» **What you will do**
Each entry below is to be duplicated verbatim.

» **Given records**
** begin **
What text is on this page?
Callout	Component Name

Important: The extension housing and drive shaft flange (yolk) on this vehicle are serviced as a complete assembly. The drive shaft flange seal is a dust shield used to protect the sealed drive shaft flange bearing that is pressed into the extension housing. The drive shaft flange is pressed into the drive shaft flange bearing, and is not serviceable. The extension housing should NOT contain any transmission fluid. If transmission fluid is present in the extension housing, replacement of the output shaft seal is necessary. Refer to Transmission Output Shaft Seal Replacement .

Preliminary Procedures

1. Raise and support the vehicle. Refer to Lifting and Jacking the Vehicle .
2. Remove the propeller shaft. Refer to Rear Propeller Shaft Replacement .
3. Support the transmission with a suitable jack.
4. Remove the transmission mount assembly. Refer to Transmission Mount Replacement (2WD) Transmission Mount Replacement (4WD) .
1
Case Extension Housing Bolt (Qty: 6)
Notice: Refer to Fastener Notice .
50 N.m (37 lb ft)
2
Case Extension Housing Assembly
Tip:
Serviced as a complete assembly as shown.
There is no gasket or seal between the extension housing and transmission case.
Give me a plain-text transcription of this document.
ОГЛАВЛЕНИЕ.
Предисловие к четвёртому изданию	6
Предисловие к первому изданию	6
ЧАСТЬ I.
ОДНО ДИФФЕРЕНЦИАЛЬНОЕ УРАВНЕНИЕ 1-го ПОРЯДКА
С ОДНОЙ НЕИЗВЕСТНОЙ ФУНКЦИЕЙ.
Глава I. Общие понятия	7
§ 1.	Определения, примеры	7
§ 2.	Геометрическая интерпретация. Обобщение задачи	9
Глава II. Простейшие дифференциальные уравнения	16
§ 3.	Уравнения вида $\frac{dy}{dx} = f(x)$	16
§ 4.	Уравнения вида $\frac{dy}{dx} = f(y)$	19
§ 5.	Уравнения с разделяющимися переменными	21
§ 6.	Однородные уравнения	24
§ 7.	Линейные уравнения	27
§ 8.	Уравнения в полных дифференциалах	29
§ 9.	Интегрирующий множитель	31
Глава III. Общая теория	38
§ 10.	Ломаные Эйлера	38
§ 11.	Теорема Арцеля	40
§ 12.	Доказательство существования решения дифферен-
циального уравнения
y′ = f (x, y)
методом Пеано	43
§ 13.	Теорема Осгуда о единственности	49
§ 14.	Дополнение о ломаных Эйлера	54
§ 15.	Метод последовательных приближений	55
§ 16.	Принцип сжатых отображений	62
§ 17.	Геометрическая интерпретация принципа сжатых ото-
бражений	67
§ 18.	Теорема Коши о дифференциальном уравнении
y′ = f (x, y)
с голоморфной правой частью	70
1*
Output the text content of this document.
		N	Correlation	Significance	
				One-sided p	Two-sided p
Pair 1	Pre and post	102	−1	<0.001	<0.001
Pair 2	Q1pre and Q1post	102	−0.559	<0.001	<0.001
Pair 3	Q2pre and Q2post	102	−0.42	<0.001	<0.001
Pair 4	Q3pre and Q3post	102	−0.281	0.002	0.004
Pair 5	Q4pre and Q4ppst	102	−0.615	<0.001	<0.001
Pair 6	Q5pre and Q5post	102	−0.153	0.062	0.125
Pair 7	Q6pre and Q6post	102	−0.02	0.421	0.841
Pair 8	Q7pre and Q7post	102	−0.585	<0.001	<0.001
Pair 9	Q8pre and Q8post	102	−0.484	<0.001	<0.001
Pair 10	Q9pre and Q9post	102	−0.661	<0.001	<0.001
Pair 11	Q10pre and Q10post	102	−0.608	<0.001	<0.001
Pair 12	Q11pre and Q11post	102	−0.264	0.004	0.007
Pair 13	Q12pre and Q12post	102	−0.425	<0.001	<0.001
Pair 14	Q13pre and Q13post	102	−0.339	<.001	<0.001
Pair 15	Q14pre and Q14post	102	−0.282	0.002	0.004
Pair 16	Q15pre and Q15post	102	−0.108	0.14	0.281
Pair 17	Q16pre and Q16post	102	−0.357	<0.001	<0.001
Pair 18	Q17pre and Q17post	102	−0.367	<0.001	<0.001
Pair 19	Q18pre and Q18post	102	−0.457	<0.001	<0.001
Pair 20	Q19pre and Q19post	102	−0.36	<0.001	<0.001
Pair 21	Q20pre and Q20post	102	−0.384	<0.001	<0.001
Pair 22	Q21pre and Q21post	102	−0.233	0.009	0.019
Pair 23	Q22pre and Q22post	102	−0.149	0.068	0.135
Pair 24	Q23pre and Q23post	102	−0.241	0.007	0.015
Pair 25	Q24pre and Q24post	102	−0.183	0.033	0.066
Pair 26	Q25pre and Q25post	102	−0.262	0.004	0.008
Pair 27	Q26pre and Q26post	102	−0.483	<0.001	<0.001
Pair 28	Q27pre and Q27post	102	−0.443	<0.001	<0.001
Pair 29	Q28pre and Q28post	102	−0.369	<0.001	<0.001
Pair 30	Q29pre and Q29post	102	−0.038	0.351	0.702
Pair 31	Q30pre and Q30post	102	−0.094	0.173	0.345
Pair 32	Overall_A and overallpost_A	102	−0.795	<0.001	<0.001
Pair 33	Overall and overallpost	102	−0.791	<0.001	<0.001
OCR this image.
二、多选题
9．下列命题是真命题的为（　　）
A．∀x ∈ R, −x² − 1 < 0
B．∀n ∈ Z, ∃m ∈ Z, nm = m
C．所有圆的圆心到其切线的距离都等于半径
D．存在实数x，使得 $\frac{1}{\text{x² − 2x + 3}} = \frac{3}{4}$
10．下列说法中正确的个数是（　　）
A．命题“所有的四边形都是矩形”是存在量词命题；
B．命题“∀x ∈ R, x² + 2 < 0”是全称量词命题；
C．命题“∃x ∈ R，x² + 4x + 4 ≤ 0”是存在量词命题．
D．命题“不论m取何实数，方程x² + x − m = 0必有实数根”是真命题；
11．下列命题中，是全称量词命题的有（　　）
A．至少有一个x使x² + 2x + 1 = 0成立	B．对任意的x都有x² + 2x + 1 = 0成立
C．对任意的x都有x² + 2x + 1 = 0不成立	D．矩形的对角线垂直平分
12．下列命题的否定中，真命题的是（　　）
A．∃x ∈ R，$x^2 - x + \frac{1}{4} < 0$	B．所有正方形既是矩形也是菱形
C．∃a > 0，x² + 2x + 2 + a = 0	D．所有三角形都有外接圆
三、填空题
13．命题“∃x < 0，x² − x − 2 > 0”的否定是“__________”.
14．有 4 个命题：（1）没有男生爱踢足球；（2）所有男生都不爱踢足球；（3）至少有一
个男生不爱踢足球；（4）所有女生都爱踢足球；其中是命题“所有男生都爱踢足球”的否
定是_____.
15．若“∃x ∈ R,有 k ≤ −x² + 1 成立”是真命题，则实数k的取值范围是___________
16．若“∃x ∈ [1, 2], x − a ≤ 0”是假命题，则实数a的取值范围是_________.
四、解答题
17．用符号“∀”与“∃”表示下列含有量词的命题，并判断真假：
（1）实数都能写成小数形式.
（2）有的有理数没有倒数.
** end **
» **Answer**
What text is on this page?
Callout	Component Name

Important: The extension housing and drive shaft flange (yolk) on this vehicle are serviced as a complete assembly. The drive shaft flange seal is a dust shield used to protect the sealed drive shaft flange bearing that is pressed into the extension housing. The drive shaft flange is pressed into the drive shaft flange bearing, and is not serviceable. The extension housing should NOT contain any transmission fluid. If transmission fluid is present in the extension housing, replacement of the output shaft seal is necessary. Refer to Transmission Output Shaft Seal Replacement .

Preliminary Procedures

1. Raise and support the vehicle. Refer to Lifting and Jacking the Vehicle .
2. Remove the propeller shaft. Refer to Rear Propeller Shaft Replacement .
3. Support the transmission with a suitable jack.
4. Remove the transmission mount assembly. Refer to Transmission Mount Replacement (2WD) Transmission Mount Replacement (4WD) .
1
Case Extension Housing Bolt (Qty: 6)
Notice: Refer to Fastener Notice .
50 N.m (37 lb ft)
2
Case Extension Housing Assembly
Tip:
Serviced as a complete assembly as shown.
There is no gasket or seal between the extension housing and transmission case.
Give me a plain-text transcription of this document.
ОГЛАВЛЕНИЕ.
Предисловие к четвёртому изданию	6
Предисловие к первому изданию	6
ЧАСТЬ I.
ОДНО ДИФФЕРЕНЦИАЛЬНОЕ УРАВНЕНИЕ 1-го ПОРЯДКА
С ОДНОЙ НЕИЗВЕСТНОЙ ФУНКЦИЕЙ.
Глава I. Общие понятия	7
§ 1.	Определения, примеры	7
§ 2.	Геометрическая интерпретация. Обобщение задачи	9
Глава II. Простейшие дифференциальные уравнения	16
§ 3.	Уравнения вида $\frac{dy}{dx} = f(x)$	16
§ 4.	Уравнения вида $\frac{dy}{dx} = f(y)$	19
§ 5.	Уравнения с разделяющимися переменными	21
§ 6.	Однородные уравнения	24
§ 7.	Линейные уравнения	27
§ 8.	Уравнения в полных дифференциалах	29
§ 9.	Интегрирующий множитель	31
Глава III. Общая теория	38
§ 10.	Ломаные Эйлера	38
§ 11.	Теорема Арцеля	40
§ 12.	Доказательство существования решения дифферен-
циального уравнения
y′ = f (x, y)
методом Пеано	43
§ 13.	Теорема Осгуда о единственности	49
§ 14.	Дополнение о ломаных Эйлера	54
§ 15.	Метод последовательных приближений	55
§ 16.	Принцип сжатых отображений	62
§ 17.	Геометрическая интерпретация принципа сжатых ото-
бражений	67
§ 18.	Теорема Коши о дифференциальном уравнении
y′ = f (x, y)
с голоморфной правой частью	70
1*
Output the text content of this document.
		N	Correlation	Significance	
				One-sided p	Two-sided p
Pair 1	Pre and post	102	−1	<0.001	<0.001
Pair 2	Q1pre and Q1post	102	−0.559	<0.001	<0.001
Pair 3	Q2pre and Q2post	102	−0.42	<0.001	<0.001
Pair 4	Q3pre and Q3post	102	−0.281	0.002	0.004
Pair 5	Q4pre and Q4ppst	102	−0.615	<0.001	<0.001
Pair 6	Q5pre and Q5post	102	−0.153	0.062	0.125
Pair 7	Q6pre and Q6post	102	−0.02	0.421	0.841
Pair 8	Q7pre and Q7post	102	−0.585	<0.001	<0.001
Pair 9	Q8pre and Q8post	102	−0.484	<0.001	<0.001
Pair 10	Q9pre and Q9post	102	−0.661	<0.001	<0.001
Pair 11	Q10pre and Q10post	102	−0.608	<0.001	<0.001
Pair 12	Q11pre and Q11post	102	−0.264	0.004	0.007
Pair 13	Q12pre and Q12post	102	−0.425	<0.001	<0.001
Pair 14	Q13pre and Q13post	102	−0.339	<.001	<0.001
Pair 15	Q14pre and Q14post	102	−0.282	0.002	0.004
Pair 16	Q15pre and Q15post	102	−0.108	0.14	0.281
Pair 17	Q16pre and Q16post	102	−0.357	<0.001	<0.001
Pair 18	Q17pre and Q17post	102	−0.367	<0.001	<0.001
Pair 19	Q18pre and Q18post	102	−0.457	<0.001	<0.001
Pair 20	Q19pre and Q19post	102	−0.36	<0.001	<0.001
Pair 21	Q20pre and Q20post	102	−0.384	<0.001	<0.001
Pair 22	Q21pre and Q21post	102	−0.233	0.009	0.019
Pair 23	Q22pre and Q22post	102	−0.149	0.068	0.135
Pair 24	Q23pre and Q23post	102	−0.241	0.007	0.015
Pair 25	Q24pre and Q24post	102	−0.183	0.033	0.066
Pair 26	Q25pre and Q25post	102	−0.262	0.004	0.008
Pair 27	Q26pre and Q26post	102	−0.483	<0.001	<0.001
Pair 28	Q27pre and Q27post	102	−0.443	<0.001	<0.001
Pair 29	Q28pre and Q28post	102	−0.369	<0.001	<0.001
Pair 30	Q29pre and Q29post	102	−0.038	0.351	0.702
Pair 31	Q30pre and Q30post	102	−0.094	0.173	0.345
Pair 32	Overall_A and overallpost_A	102	−0.795	<0.001	<0.001
Pair 33	Overall and overallpost	102	−0.791	<0.001	<0.001
OCR this image.
二、多选题
9．下列命题是真命题的为（　　）
A．∀x ∈ R, −x² − 1 < 0
B．∀n ∈ Z, ∃m ∈ Z, nm = m
C．所有圆的圆心到其切线的距离都等于半径
D．存在实数x，使得 $\frac{1}{\text{x² − 2x + 3}} = \frac{3}{4}$
10．下列说法中正确的个数是（　　）
A．命题“所有的四边形都是矩形”是存在量词命题；
B．命题“∀x ∈ R, x² + 2 < 0”是全称量词命题；
C．命题“∃x ∈ R，x² + 4x + 4 ≤ 0”是存在量词命题．
D．命题“不论m取何实数，方程x² + x − m = 0必有实数根”是真命题；
11．下列命题中，是全称量词命题的有（　　）
A．至少有一个x使x² + 2x + 1 = 0成立	B．对任意的x都有x² + 2x + 1 = 0成立
C．对任意的x都有x² + 2x + 1 = 0不成立	D．矩形的对角线垂直平分
12．下列命题的否定中，真命题的是（　　）
A．∃x ∈ R，$x^2 - x + \frac{1}{4} < 0$	B．所有正方形既是矩形也是菱形
C．∃a > 0，x² + 2x + 2 + a = 0	D．所有三角形都有外接圆
三、填空题
13．命题“∃x < 0，x² − x − 2 > 0”的否定是“__________”.
14．有 4 个命题：（1）没有男生爱踢足球；（2）所有男生都不爱踢足球；（3）至少有一
个男生不爱踢足球；（4）所有女生都爱踢足球；其中是命题“所有男生都爱踢足球”的否
定是_____.
15．若“∃x ∈ R,有 k ≤ −x² + 1 成立”是真命题，则实数k的取值范围是___________
16．若“∃x ∈ [1, 2], x − a ≤ 0”是假命题，则实数a的取值范围是_________.
四、解答题
17．用符号“∀”与“∃”表示下列含有量词的命题，并判断真假：
（1）实数都能写成小数形式.
（2）有的有理数没有倒数.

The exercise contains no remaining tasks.